## Begin Given entries
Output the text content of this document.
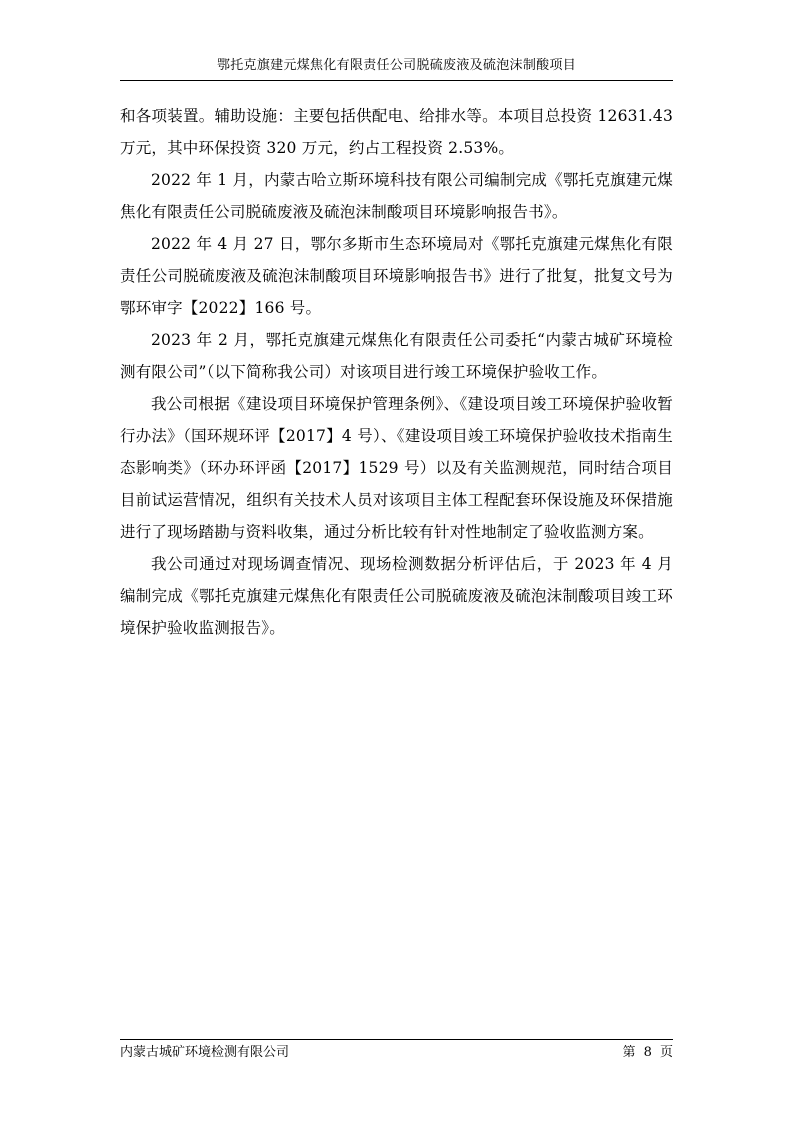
鄂托克旗建元煤焦化有限责任公司脱硫废液及硫泡沫制酸项目

和各项装置。辅助设施：主要包括供配电、给排水等。本项目总投资 12631.43 万元，其中环保投资 320 万元，约占工程投资 2.53%。

2022 年 1 月，内蒙古哈立斯环境科技有限公司编制完成《鄂托克旗建元煤焦化有限责任公司脱硫废液及硫泡沫制酸项目环境影响报告书》。

2022 年 4 月 27 日，鄂尔多斯市生态环境局对《鄂托克旗建元煤焦化有限责任公司脱硫废液及硫泡沫制酸项目环境影响报告书》进行了批复，批复文号为鄂环审字【2022】166 号。

2023 年 2 月，鄂托克旗建元煤焦化有限责任公司委托“内蒙古城矿环境检测有限公司”（以下简称我公司）对该项目进行竣工环境保护验收工作。

我公司根据《建设项目环境保护管理条例》、《建设项目竣工环境保护验收暂行办法》（国环规环评【2017】4 号）、《建设项目竣工环境保护验收技术指南生态影响类》（环办环评函【2017】1529 号）以及有关监测规范，同时结合项目目前试运营情况，组织有关技术人员对该项目主体工程配套环保设施及环保措施进行了现场踏勘与资料收集，通过分析比较有针对性地制定了验收监测方案。

我公司通过对现场调查情况、现场检测数据分析评估后，于 2023 年 4 月编制完成《鄂托克旗建元煤焦化有限责任公司脱硫废液及硫泡沫制酸项目竣工环境保护验收监测报告》。

内蒙古城矿环境检测有限公司	第 8 页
## End Given entries
# Given task
Copy each line of the entries that includes the word "鄂托克旗建元煤焦化有限责任公司脱硫废液及硫泡沫制酸项目环境影响报告书".

# Finished answer
2022 年 1 月，内蒙古哈立斯环境科技有限公司编制完成《鄂托克旗建元煤焦化有限责任公司脱硫废液及硫泡沫制酸项目环境影响报告书》。
2022 年 4 月 27 日，鄂尔多斯市生态环境局对《鄂托克旗建元煤焦化有限责任公司脱硫废液及硫泡沫制酸项目环境影响报告书》进行了批复，批复文号为鄂环审字【2022】166 号。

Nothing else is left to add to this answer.